* [WHAT IS ASKED]
Write out the listing below in full and exactly, leaving out every picture.

* [EXTRACTED ENTRIES]
▬▬▬

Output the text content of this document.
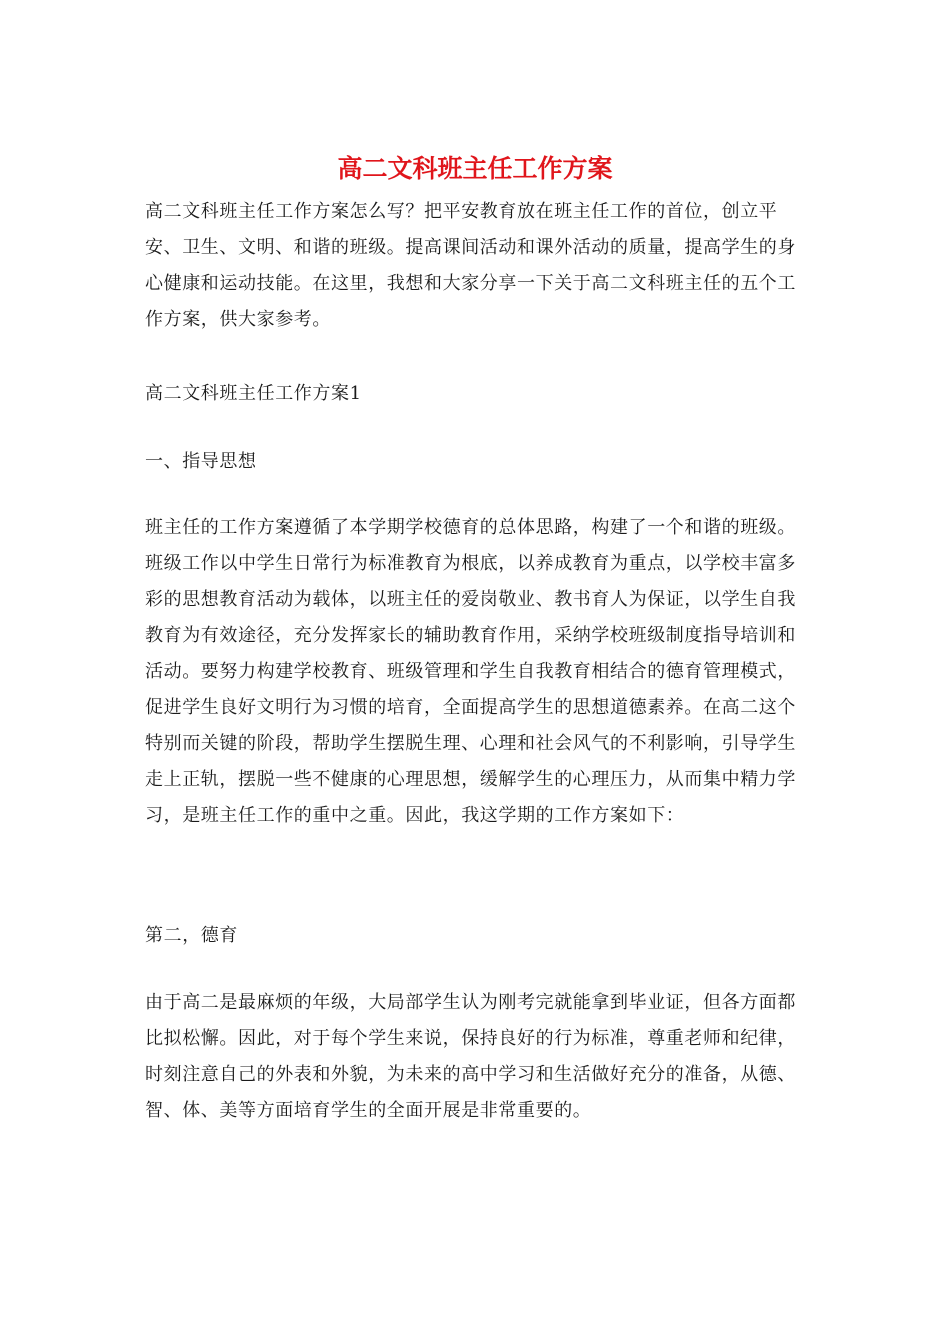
高二文科班主任工作方案

高二文科班主任工作方案怎么写？把平安教育放在班主任工作的首位，创立平安、卫生、文明、和谐的班级。提高课间活动和课外活动的质量，提高学生的身心健康和运动技能。在这里，我想和大家分享一下关于高二文科班主任的五个工作方案，供大家参考。

高二文科班主任工作方案1

一、指导思想

班主任的工作方案遵循了本学期学校德育的总体思路，构建了一个和谐的班级。班级工作以中学生日常行为标准教育为根底，以养成教育为重点，以学校丰富多彩的思想教育活动为载体，以班主任的爱岗敬业、教书育人为保证，以学生自我教育为有效途径，充分发挥家长的辅助教育作用，采纳学校班级制度指导培训和活动。要努力构建学校教育、班级管理和学生自我教育相结合的德育管理模式，促进学生良好文明行为习惯的培育，全面提高学生的思想道德素养。在高二这个特别而关键的阶段，帮助学生摆脱生理、心理和社会风气的不利影响，引导学生走上正轨，摆脱一些不健康的心理思想，缓解学生的心理压力，从而集中精力学习，是班主任工作的重中之重。因此，我这学期的工作方案如下：

第二，德育

由于高二是最麻烦的年级，大局部学生认为刚考完就能拿到毕业证，但各方面都比拟松懈。因此，对于每个学生来说，保持良好的行为标准，尊重老师和纪律，时刻注意自己的外表和外貌，为未来的高中学习和生活做好充分的准备，从德、智、体、美等方面培育学生的全面开展是非常重要的。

▬▬▬

* [IN RESPONSE]
Output the text content of this document.
高二文科班主任工作方案

高二文科班主任工作方案怎么写？把平安教育放在班主任工作的首位，创立平安、卫生、文明、和谐的班级。提高课间活动和课外活动的质量，提高学生的身心健康和运动技能。在这里，我想和大家分享一下关于高二文科班主任的五个工作方案，供大家参考。

高二文科班主任工作方案1

一、指导思想

班主任的工作方案遵循了本学期学校德育的总体思路，构建了一个和谐的班级。班级工作以中学生日常行为标准教育为根底，以养成教育为重点，以学校丰富多彩的思想教育活动为载体，以班主任的爱岗敬业、教书育人为保证，以学生自我教育为有效途径，充分发挥家长的辅助教育作用，采纳学校班级制度指导培训和活动。要努力构建学校教育、班级管理和学生自我教育相结合的德育管理模式，促进学生良好文明行为习惯的培育，全面提高学生的思想道德素养。在高二这个特别而关键的阶段，帮助学生摆脱生理、心理和社会风气的不利影响，引导学生走上正轨，摆脱一些不健康的心理思想，缓解学生的心理压力，从而集中精力学习，是班主任工作的重中之重。因此，我这学期的工作方案如下：

第二，德育

由于高二是最麻烦的年级，大局部学生认为刚考完就能拿到毕业证，但各方面都比拟松懈。因此，对于每个学生来说，保持良好的行为标准，尊重老师和纪律，时刻注意自己的外表和外貌，为未来的高中学习和生活做好充分的准备，从德、智、体、美等方面培育学生的全面开展是非常重要的。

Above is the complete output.